**Exercise prompt**
Print all entries precisely as they are written.
- - - - -
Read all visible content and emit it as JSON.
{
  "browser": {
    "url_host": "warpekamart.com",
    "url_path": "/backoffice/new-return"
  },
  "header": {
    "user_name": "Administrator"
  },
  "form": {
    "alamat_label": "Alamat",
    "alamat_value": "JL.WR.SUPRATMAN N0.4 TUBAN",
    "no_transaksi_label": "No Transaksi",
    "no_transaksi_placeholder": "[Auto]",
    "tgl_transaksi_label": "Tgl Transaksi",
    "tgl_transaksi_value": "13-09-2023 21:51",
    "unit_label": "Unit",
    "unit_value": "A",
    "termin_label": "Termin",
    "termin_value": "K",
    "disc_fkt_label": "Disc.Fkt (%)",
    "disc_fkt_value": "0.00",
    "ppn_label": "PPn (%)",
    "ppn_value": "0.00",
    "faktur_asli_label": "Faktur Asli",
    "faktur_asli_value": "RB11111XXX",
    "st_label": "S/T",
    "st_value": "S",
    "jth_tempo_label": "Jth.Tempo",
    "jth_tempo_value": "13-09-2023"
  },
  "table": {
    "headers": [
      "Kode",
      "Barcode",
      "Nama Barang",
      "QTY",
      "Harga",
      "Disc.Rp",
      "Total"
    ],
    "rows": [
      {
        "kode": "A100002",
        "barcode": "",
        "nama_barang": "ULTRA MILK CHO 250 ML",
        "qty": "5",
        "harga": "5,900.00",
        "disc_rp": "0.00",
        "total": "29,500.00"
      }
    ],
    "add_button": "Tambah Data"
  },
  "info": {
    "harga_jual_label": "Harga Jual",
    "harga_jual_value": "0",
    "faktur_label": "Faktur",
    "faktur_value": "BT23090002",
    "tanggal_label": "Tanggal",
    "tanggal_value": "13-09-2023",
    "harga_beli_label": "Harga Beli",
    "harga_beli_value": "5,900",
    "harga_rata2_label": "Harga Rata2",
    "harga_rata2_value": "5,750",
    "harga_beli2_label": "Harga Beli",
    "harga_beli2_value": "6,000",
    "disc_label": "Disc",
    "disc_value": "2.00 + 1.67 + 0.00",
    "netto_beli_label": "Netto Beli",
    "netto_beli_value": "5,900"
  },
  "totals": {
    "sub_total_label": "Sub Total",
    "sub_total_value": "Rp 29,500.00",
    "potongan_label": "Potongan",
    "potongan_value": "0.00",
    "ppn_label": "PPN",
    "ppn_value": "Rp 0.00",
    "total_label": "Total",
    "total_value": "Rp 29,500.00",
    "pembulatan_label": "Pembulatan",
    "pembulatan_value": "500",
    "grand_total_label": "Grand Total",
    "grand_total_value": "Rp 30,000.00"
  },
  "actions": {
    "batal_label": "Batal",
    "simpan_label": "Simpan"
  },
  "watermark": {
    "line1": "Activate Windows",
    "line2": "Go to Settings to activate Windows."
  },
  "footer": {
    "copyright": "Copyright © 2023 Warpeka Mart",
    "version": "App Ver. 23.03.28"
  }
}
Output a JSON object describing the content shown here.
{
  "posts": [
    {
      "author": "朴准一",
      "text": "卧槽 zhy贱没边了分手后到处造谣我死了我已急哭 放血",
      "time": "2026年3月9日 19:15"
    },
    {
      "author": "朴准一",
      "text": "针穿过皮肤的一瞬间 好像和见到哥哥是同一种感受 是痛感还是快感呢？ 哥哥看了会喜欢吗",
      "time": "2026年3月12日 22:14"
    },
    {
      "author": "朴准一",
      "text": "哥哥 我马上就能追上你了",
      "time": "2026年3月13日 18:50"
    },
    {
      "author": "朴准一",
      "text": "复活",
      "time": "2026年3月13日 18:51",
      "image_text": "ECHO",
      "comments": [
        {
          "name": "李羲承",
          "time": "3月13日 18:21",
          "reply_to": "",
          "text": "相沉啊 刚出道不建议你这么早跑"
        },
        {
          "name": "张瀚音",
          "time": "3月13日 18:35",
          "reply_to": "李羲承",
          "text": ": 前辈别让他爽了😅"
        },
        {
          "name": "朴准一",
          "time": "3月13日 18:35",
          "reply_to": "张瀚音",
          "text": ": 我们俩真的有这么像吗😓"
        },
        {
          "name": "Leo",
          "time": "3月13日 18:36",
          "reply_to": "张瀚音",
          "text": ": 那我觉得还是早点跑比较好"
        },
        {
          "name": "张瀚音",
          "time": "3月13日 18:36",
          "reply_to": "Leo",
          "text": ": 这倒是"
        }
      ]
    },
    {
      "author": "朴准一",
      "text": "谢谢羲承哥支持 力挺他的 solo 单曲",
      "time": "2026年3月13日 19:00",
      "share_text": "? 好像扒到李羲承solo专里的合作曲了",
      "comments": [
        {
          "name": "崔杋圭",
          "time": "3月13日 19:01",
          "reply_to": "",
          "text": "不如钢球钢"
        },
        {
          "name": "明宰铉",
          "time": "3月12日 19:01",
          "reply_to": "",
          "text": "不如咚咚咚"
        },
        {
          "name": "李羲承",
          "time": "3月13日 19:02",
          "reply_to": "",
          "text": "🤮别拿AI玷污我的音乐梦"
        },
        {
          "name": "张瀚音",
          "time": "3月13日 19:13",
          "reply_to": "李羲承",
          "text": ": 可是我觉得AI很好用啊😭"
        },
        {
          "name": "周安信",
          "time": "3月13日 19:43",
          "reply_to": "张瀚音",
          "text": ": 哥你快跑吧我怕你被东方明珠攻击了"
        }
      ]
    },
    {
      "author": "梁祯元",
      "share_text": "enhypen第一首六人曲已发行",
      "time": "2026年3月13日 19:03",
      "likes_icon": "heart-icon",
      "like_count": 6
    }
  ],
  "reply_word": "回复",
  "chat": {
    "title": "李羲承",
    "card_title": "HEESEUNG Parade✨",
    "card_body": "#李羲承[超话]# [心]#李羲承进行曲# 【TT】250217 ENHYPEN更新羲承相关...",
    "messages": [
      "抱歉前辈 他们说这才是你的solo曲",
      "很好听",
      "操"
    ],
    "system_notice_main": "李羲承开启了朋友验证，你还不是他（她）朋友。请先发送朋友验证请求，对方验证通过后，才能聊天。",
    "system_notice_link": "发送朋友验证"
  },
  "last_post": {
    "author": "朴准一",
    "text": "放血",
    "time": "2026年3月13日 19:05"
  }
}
- - - - -
**Answer for this exercise**
Read all visible content and emit it as JSON.
{
  "browser": {
    "url_host": "warpekamart.com",
    "url_path": "/backoffice/new-return"
  },
  "header": {
    "user_name": "Administrator"
  },
  "form": {
    "alamat_label": "Alamat",
    "alamat_value": "JL.WR.SUPRATMAN N0.4 TUBAN",
    "no_transaksi_label": "No Transaksi",
    "no_transaksi_placeholder": "[Auto]",
    "tgl_transaksi_label": "Tgl Transaksi",
    "tgl_transaksi_value": "13-09-2023 21:51",
    "unit_label": "Unit",
    "unit_value": "A",
    "termin_label": "Termin",
    "termin_value": "K",
    "disc_fkt_label": "Disc.Fkt (%)",
    "disc_fkt_value": "0.00",
    "ppn_label": "PPn (%)",
    "ppn_value": "0.00",
    "faktur_asli_label": "Faktur Asli",
    "faktur_asli_value": "RB11111XXX",
    "st_label": "S/T",
    "st_value": "S",
    "jth_tempo_label": "Jth.Tempo",
    "jth_tempo_value": "13-09-2023"
  },
  "table": {
    "headers": [
      "Kode",
      "Barcode",
      "Nama Barang",
      "QTY",
      "Harga",
      "Disc.Rp",
      "Total"
    ],
    "rows": [
      {
        "kode": "A100002",
        "barcode": "",
        "nama_barang": "ULTRA MILK CHO 250 ML",
        "qty": "5",
        "harga": "5,900.00",
        "disc_rp": "0.00",
        "total": "29,500.00"
      }
    ],
    "add_button": "Tambah Data"
  },
  "info": {
    "harga_jual_label": "Harga Jual",
    "harga_jual_value": "0",
    "faktur_label": "Faktur",
    "faktur_value": "BT23090002",
    "tanggal_label": "Tanggal",
    "tanggal_value": "13-09-2023",
    "harga_beli_label": "Harga Beli",
    "harga_beli_value": "5,900",
    "harga_rata2_label": "Harga Rata2",
    "harga_rata2_value": "5,750",
    "harga_beli2_label": "Harga Beli",
    "harga_beli2_value": "6,000",
    "disc_label": "Disc",
    "disc_value": "2.00 + 1.67 + 0.00",
    "netto_beli_label": "Netto Beli",
    "netto_beli_value": "5,900"
  },
  "totals": {
    "sub_total_label": "Sub Total",
    "sub_total_value": "Rp 29,500.00",
    "potongan_label": "Potongan",
    "potongan_value": "0.00",
    "ppn_label": "PPN",
    "ppn_value": "Rp 0.00",
    "total_label": "Total",
    "total_value": "Rp 29,500.00",
    "pembulatan_label": "Pembulatan",
    "pembulatan_value": "500",
    "grand_total_label": "Grand Total",
    "grand_total_value": "Rp 30,000.00"
  },
  "actions": {
    "batal_label": "Batal",
    "simpan_label": "Simpan"
  },
  "watermark": {
    "line1": "Activate Windows",
    "line2": "Go to Settings to activate Windows."
  },
  "footer": {
    "copyright": "Copyright © 2023 Warpeka Mart",
    "version": "App Ver. 23.03.28"
  }
}
Output a JSON object describing the content shown here.
{
  "posts": [
    {
      "author": "朴准一",
      "text": "卧槽 zhy贱没边了分手后到处造谣我死了我已急哭 放血",
      "time": "2026年3月9日 19:15"
    },
    {
      "author": "朴准一",
      "text": "针穿过皮肤的一瞬间 好像和见到哥哥是同一种感受 是痛感还是快感呢？ 哥哥看了会喜欢吗",
      "time": "2026年3月12日 22:14"
    },
    {
      "author": "朴准一",
      "text": "哥哥 我马上就能追上你了",
      "time": "2026年3月13日 18:50"
    },
    {
      "author": "朴准一",
      "text": "复活",
      "time": "2026年3月13日 18:51",
      "image_text": "ECHO",
      "comments": [
        {
          "name": "李羲承",
          "time": "3月13日 18:21",
          "reply_to": "",
          "text": "相沉啊 刚出道不建议你这么早跑"
        },
        {
          "name": "张瀚音",
          "time": "3月13日 18:35",
          "reply_to": "李羲承",
          "text": ": 前辈别让他爽了😅"
        },
        {
          "name": "朴准一",
          "time": "3月13日 18:35",
          "reply_to": "张瀚音",
          "text": ": 我们俩真的有这么像吗😓"
        },
        {
          "name": "Leo",
          "time": "3月13日 18:36",
          "reply_to": "张瀚音",
          "text": ": 那我觉得还是早点跑比较好"
        },
        {
          "name": "张瀚音",
          "time": "3月13日 18:36",
          "reply_to": "Leo",
          "text": ": 这倒是"
        }
      ]
    },
    {
      "author": "朴准一",
      "text": "谢谢羲承哥支持 力挺他的 solo 单曲",
      "time": "2026年3月13日 19:00",
      "share_text": "? 好像扒到李羲承solo专里的合作曲了",
      "comments": [
        {
          "name": "崔杋圭",
          "time": "3月13日 19:01",
          "reply_to": "",
          "text": "不如钢球钢"
        },
        {
          "name": "明宰铉",
          "time": "3月12日 19:01",
          "reply_to": "",
          "text": "不如咚咚咚"
        },
        {
          "name": "李羲承",
          "time": "3月13日 19:02",
          "reply_to": "",
          "text": "🤮别拿AI玷污我的音乐梦"
        },
        {
          "name": "张瀚音",
          "time": "3月13日 19:13",
          "reply_to": "李羲承",
          "text": ": 可是我觉得AI很好用啊😭"
        },
        {
          "name": "周安信",
          "time": "3月13日 19:43",
          "reply_to": "张瀚音",
          "text": ": 哥你快跑吧我怕你被东方明珠攻击了"
        }
      ]
    },
    {
      "author": "梁祯元",
      "share_text": "enhypen第一首六人曲已发行",
      "time": "2026年3月13日 19:03",
      "likes_icon": "heart-icon",
      "like_count": 6
    }
  ],
  "reply_word": "回复",
  "chat": {
    "title": "李羲承",
    "card_title": "HEESEUNG Parade✨",
    "card_body": "#李羲承[超话]# [心]#李羲承进行曲# 【TT】250217 ENHYPEN更新羲承相关...",
    "messages": [
      "抱歉前辈 他们说这才是你的solo曲",
      "很好听",
      "操"
    ],
    "system_notice_main": "李羲承开启了朋友验证，你还不是他（她）朋友。请先发送朋友验证请求，对方验证通过后，才能聊天。",
    "system_notice_link": "发送朋友验证"
  },
  "last_post": {
    "author": "朴准一",
    "text": "放血",
    "time": "2026年3月13日 19:05"
  }
}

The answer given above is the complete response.